● **WORK TO COMPLETE**: Search the listing below for the string "doble" and show each line that contains it.

-- Start --

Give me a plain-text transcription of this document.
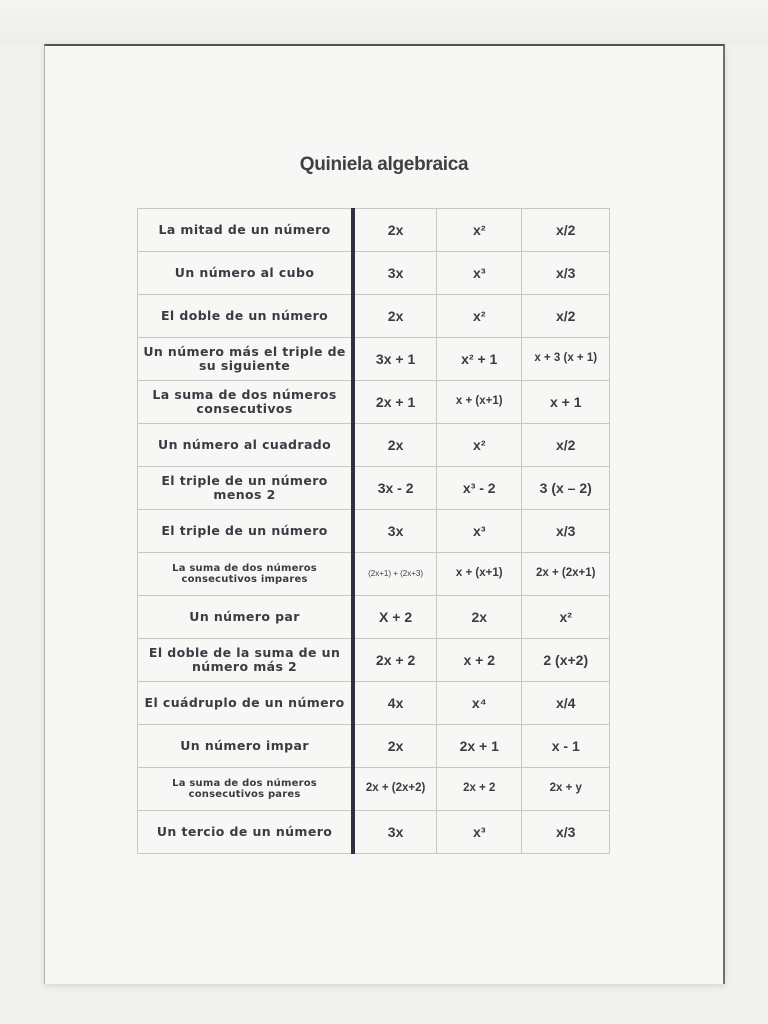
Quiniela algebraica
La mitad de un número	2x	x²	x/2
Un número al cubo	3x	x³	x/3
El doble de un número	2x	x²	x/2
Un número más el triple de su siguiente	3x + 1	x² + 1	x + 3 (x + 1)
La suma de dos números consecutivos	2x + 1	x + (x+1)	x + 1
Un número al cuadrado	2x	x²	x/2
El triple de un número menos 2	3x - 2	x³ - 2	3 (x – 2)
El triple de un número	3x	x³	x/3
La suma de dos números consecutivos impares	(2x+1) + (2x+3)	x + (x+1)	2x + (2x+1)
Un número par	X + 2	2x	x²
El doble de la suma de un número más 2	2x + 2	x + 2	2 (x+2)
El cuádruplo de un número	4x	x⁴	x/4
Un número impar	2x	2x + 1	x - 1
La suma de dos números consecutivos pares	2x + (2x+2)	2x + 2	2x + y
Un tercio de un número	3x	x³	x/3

-- End --
-- Start --

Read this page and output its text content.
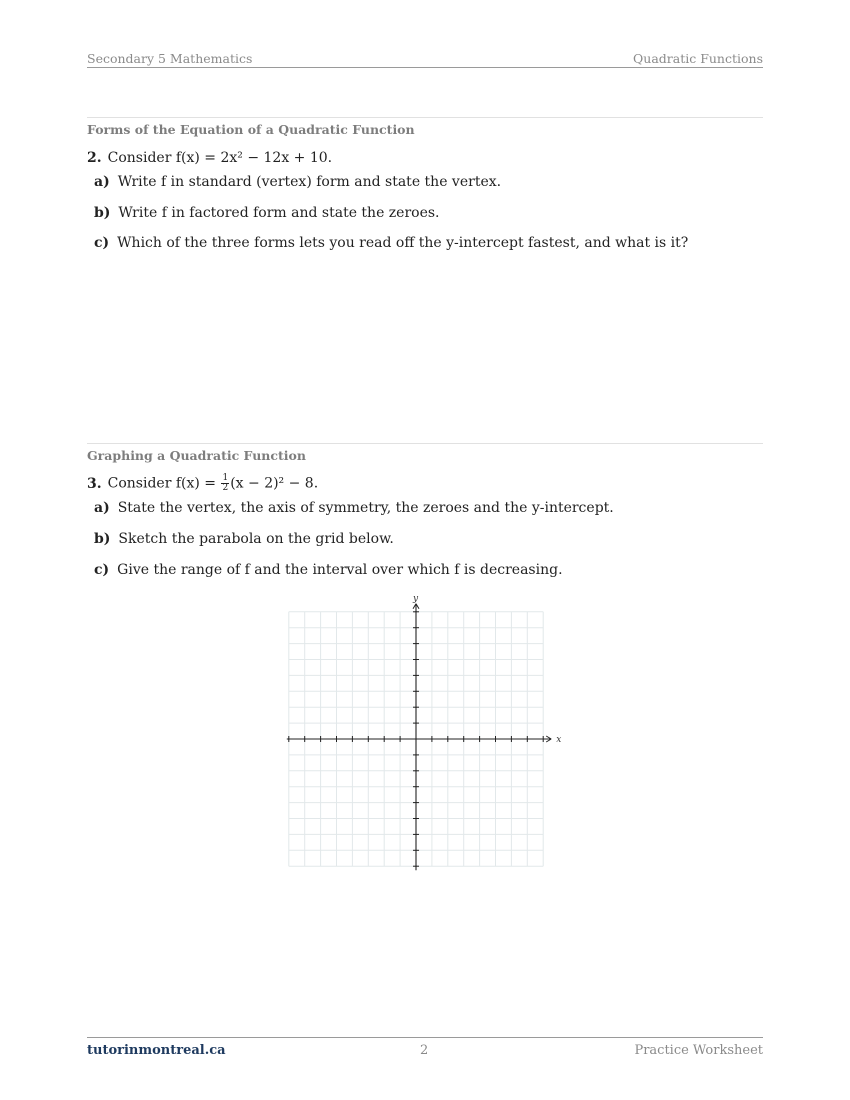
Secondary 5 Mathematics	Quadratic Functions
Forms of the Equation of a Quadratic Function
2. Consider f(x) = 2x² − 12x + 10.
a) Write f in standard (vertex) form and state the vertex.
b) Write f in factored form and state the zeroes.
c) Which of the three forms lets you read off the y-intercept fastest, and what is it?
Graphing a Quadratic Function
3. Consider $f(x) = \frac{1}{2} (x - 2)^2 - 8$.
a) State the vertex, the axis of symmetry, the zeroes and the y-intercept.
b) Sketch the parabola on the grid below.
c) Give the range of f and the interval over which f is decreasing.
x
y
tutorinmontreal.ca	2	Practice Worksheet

-- End --

● **EXPECTED ANSWER**:
El doble de un número	2x	x²	x/2
El doble de la suma de un número más 2	2x + 2	x + 2	2 (x+2)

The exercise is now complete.